▸ **What the task asks**: Copy out all the data, word for word.

▸ **Data listing**:
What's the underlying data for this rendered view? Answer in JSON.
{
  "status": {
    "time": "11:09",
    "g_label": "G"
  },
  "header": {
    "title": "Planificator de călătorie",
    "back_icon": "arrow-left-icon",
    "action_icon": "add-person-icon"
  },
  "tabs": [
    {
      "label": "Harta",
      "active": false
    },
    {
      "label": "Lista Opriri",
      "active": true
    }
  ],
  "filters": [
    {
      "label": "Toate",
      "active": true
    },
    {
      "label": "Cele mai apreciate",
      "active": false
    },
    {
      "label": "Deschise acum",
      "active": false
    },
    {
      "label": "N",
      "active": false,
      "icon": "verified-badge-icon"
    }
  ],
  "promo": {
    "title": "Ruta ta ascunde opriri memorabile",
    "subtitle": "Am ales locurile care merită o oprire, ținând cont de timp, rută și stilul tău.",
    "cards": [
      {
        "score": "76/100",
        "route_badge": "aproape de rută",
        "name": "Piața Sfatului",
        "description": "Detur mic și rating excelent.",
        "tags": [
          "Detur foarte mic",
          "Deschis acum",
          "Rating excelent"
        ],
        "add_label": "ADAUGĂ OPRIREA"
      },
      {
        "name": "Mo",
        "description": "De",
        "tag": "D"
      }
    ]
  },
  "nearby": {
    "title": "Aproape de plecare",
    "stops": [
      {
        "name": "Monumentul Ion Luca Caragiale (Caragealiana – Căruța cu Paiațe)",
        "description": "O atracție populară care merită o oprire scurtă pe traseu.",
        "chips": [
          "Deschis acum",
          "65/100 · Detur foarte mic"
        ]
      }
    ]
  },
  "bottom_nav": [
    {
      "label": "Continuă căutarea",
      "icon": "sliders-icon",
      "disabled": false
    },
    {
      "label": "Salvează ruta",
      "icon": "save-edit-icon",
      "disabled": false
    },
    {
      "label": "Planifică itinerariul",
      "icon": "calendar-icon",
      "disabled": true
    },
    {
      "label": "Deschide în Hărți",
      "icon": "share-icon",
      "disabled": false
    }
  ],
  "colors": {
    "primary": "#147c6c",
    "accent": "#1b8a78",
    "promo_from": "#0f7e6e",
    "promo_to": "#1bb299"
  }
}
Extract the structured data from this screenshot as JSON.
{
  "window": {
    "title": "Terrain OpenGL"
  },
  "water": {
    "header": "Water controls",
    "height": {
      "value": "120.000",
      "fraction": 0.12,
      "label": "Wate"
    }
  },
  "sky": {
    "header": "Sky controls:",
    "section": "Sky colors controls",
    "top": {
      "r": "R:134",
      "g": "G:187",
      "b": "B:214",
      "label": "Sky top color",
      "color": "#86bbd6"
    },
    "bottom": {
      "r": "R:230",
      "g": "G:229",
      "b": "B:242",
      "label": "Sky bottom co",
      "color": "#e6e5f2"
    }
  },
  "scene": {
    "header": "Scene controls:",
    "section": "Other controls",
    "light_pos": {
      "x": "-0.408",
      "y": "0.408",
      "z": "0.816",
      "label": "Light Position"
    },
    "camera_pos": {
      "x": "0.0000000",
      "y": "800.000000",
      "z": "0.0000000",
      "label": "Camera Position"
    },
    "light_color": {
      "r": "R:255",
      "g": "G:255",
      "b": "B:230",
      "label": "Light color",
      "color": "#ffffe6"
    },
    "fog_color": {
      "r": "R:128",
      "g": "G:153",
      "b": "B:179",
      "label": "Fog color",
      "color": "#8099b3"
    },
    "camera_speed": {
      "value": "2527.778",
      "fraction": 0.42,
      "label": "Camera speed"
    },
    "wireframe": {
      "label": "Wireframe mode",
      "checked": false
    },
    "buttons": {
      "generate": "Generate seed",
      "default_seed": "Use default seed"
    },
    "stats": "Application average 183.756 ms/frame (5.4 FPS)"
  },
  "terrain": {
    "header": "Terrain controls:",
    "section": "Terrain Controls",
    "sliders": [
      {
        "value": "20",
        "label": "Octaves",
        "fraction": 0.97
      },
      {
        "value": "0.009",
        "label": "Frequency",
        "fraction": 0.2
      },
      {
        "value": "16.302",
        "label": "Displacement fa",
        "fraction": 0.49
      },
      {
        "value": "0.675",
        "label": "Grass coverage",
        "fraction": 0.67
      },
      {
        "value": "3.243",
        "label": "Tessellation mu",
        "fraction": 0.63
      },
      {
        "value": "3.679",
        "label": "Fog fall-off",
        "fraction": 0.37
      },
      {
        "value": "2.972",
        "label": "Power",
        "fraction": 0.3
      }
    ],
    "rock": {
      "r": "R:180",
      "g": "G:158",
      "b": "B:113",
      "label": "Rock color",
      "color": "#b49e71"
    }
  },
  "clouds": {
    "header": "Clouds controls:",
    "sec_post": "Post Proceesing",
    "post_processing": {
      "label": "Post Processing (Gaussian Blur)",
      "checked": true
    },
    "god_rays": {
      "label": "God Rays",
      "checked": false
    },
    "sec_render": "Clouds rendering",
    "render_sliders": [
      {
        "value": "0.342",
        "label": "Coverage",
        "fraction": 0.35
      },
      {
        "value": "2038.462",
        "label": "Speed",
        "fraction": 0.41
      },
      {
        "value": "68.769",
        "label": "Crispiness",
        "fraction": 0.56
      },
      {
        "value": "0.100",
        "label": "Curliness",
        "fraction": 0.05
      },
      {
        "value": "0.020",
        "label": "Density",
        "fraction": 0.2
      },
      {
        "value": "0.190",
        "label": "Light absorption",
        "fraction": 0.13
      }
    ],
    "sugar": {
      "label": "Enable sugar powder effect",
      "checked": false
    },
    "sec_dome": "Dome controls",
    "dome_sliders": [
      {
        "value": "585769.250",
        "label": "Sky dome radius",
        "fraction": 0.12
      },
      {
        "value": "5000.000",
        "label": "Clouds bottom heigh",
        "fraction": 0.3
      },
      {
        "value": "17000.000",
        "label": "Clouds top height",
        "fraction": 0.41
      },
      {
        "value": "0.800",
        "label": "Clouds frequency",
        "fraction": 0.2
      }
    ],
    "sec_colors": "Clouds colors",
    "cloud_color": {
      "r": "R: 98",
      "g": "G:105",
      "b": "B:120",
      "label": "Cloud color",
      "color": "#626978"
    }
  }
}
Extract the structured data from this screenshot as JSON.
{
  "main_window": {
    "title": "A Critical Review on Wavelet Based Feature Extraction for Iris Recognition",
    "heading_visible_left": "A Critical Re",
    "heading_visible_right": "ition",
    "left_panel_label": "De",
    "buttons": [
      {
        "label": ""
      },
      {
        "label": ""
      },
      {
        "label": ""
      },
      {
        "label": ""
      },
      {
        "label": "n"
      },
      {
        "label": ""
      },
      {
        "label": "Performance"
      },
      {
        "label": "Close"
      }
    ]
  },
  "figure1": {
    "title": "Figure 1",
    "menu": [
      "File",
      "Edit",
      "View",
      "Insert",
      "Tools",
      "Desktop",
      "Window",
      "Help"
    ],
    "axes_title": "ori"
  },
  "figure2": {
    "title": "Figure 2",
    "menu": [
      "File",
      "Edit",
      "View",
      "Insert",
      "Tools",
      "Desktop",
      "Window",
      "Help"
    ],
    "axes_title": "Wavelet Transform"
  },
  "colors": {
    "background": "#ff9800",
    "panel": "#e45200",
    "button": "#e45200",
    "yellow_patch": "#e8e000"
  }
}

▸ **Exercise answer**:
What's the underlying data for this rendered view? Answer in JSON.
{
  "status": {
    "time": "11:09",
    "g_label": "G"
  },
  "header": {
    "title": "Planificator de călătorie",
    "back_icon": "arrow-left-icon",
    "action_icon": "add-person-icon"
  },
  "tabs": [
    {
      "label": "Harta",
      "active": false
    },
    {
      "label": "Lista Opriri",
      "active": true
    }
  ],
  "filters": [
    {
      "label": "Toate",
      "active": true
    },
    {
      "label": "Cele mai apreciate",
      "active": false
    },
    {
      "label": "Deschise acum",
      "active": false
    },
    {
      "label": "N",
      "active": false,
      "icon": "verified-badge-icon"
    }
  ],
  "promo": {
    "title": "Ruta ta ascunde opriri memorabile",
    "subtitle": "Am ales locurile care merită o oprire, ținând cont de timp, rută și stilul tău.",
    "cards": [
      {
        "score": "76/100",
        "route_badge": "aproape de rută",
        "name": "Piața Sfatului",
        "description": "Detur mic și rating excelent.",
        "tags": [
          "Detur foarte mic",
          "Deschis acum",
          "Rating excelent"
        ],
        "add_label": "ADAUGĂ OPRIREA"
      },
      {
        "name": "Mo",
        "description": "De",
        "tag": "D"
      }
    ]
  },
  "nearby": {
    "title": "Aproape de plecare",
    "stops": [
      {
        "name": "Monumentul Ion Luca Caragiale (Caragealiana – Căruța cu Paiațe)",
        "description": "O atracție populară care merită o oprire scurtă pe traseu.",
        "chips": [
          "Deschis acum",
          "65/100 · Detur foarte mic"
        ]
      }
    ]
  },
  "bottom_nav": [
    {
      "label": "Continuă căutarea",
      "icon": "sliders-icon",
      "disabled": false
    },
    {
      "label": "Salvează ruta",
      "icon": "save-edit-icon",
      "disabled": false
    },
    {
      "label": "Planifică itinerariul",
      "icon": "calendar-icon",
      "disabled": true
    },
    {
      "label": "Deschide în Hărți",
      "icon": "share-icon",
      "disabled": false
    }
  ],
  "colors": {
    "primary": "#147c6c",
    "accent": "#1b8a78",
    "promo_from": "#0f7e6e",
    "promo_to": "#1bb299"
  }
}
Extract the structured data from this screenshot as JSON.
{
  "window": {
    "title": "Terrain OpenGL"
  },
  "water": {
    "header": "Water controls",
    "height": {
      "value": "120.000",
      "fraction": 0.12,
      "label": "Wate"
    }
  },
  "sky": {
    "header": "Sky controls:",
    "section": "Sky colors controls",
    "top": {
      "r": "R:134",
      "g": "G:187",
      "b": "B:214",
      "label": "Sky top color",
      "color": "#86bbd6"
    },
    "bottom": {
      "r": "R:230",
      "g": "G:229",
      "b": "B:242",
      "label": "Sky bottom co",
      "color": "#e6e5f2"
    }
  },
  "scene": {
    "header": "Scene controls:",
    "section": "Other controls",
    "light_pos": {
      "x": "-0.408",
      "y": "0.408",
      "z": "0.816",
      "label": "Light Position"
    },
    "camera_pos": {
      "x": "0.0000000",
      "y": "800.000000",
      "z": "0.0000000",
      "label": "Camera Position"
    },
    "light_color": {
      "r": "R:255",
      "g": "G:255",
      "b": "B:230",
      "label": "Light color",
      "color": "#ffffe6"
    },
    "fog_color": {
      "r": "R:128",
      "g": "G:153",
      "b": "B:179",
      "label": "Fog color",
      "color": "#8099b3"
    },
    "camera_speed": {
      "value": "2527.778",
      "fraction": 0.42,
      "label": "Camera speed"
    },
    "wireframe": {
      "label": "Wireframe mode",
      "checked": false
    },
    "buttons": {
      "generate": "Generate seed",
      "default_seed": "Use default seed"
    },
    "stats": "Application average 183.756 ms/frame (5.4 FPS)"
  },
  "terrain": {
    "header": "Terrain controls:",
    "section": "Terrain Controls",
    "sliders": [
      {
        "value": "20",
        "label": "Octaves",
        "fraction": 0.97
      },
      {
        "value": "0.009",
        "label": "Frequency",
        "fraction": 0.2
      },
      {
        "value": "16.302",
        "label": "Displacement fa",
        "fraction": 0.49
      },
      {
        "value": "0.675",
        "label": "Grass coverage",
        "fraction": 0.67
      },
      {
        "value": "3.243",
        "label": "Tessellation mu",
        "fraction": 0.63
      },
      {
        "value": "3.679",
        "label": "Fog fall-off",
        "fraction": 0.37
      },
      {
        "value": "2.972",
        "label": "Power",
        "fraction": 0.3
      }
    ],
    "rock": {
      "r": "R:180",
      "g": "G:158",
      "b": "B:113",
      "label": "Rock color",
      "color": "#b49e71"
    }
  },
  "clouds": {
    "header": "Clouds controls:",
    "sec_post": "Post Proceesing",
    "post_processing": {
      "label": "Post Processing (Gaussian Blur)",
      "checked": true
    },
    "god_rays": {
      "label": "God Rays",
      "checked": false
    },
    "sec_render": "Clouds rendering",
    "render_sliders": [
      {
        "value": "0.342",
        "label": "Coverage",
        "fraction": 0.35
      },
      {
        "value": "2038.462",
        "label": "Speed",
        "fraction": 0.41
      },
      {
        "value": "68.769",
        "label": "Crispiness",
        "fraction": 0.56
      },
      {
        "value": "0.100",
        "label": "Curliness",
        "fraction": 0.05
      },
      {
        "value": "0.020",
        "label": "Density",
        "fraction": 0.2
      },
      {
        "value": "0.190",
        "label": "Light absorption",
        "fraction": 0.13
      }
    ],
    "sugar": {
      "label": "Enable sugar powder effect",
      "checked": false
    },
    "sec_dome": "Dome controls",
    "dome_sliders": [
      {
        "value": "585769.250",
        "label": "Sky dome radius",
        "fraction": 0.12
      },
      {
        "value": "5000.000",
        "label": "Clouds bottom heigh",
        "fraction": 0.3
      },
      {
        "value": "17000.000",
        "label": "Clouds top height",
        "fraction": 0.41
      },
      {
        "value": "0.800",
        "label": "Clouds frequency",
        "fraction": 0.2
      }
    ],
    "sec_colors": "Clouds colors",
    "cloud_color": {
      "r": "R: 98",
      "g": "G:105",
      "b": "B:120",
      "label": "Cloud color",
      "color": "#626978"
    }
  }
}
Extract the structured data from this screenshot as JSON.
{
  "main_window": {
    "title": "A Critical Review on Wavelet Based Feature Extraction for Iris Recognition",
    "heading_visible_left": "A Critical Re",
    "heading_visible_right": "ition",
    "left_panel_label": "De",
    "buttons": [
      {
        "label": ""
      },
      {
        "label": ""
      },
      {
        "label": ""
      },
      {
        "label": ""
      },
      {
        "label": "n"
      },
      {
        "label": ""
      },
      {
        "label": "Performance"
      },
      {
        "label": "Close"
      }
    ]
  },
  "figure1": {
    "title": "Figure 1",
    "menu": [
      "File",
      "Edit",
      "View",
      "Insert",
      "Tools",
      "Desktop",
      "Window",
      "Help"
    ],
    "axes_title": "ori"
  },
  "figure2": {
    "title": "Figure 2",
    "menu": [
      "File",
      "Edit",
      "View",
      "Insert",
      "Tools",
      "Desktop",
      "Window",
      "Help"
    ],
    "axes_title": "Wavelet Transform"
  },
  "colors": {
    "background": "#ff9800",
    "panel": "#e45200",
    "button": "#e45200",
    "yellow_patch": "#e8e000"
  }
}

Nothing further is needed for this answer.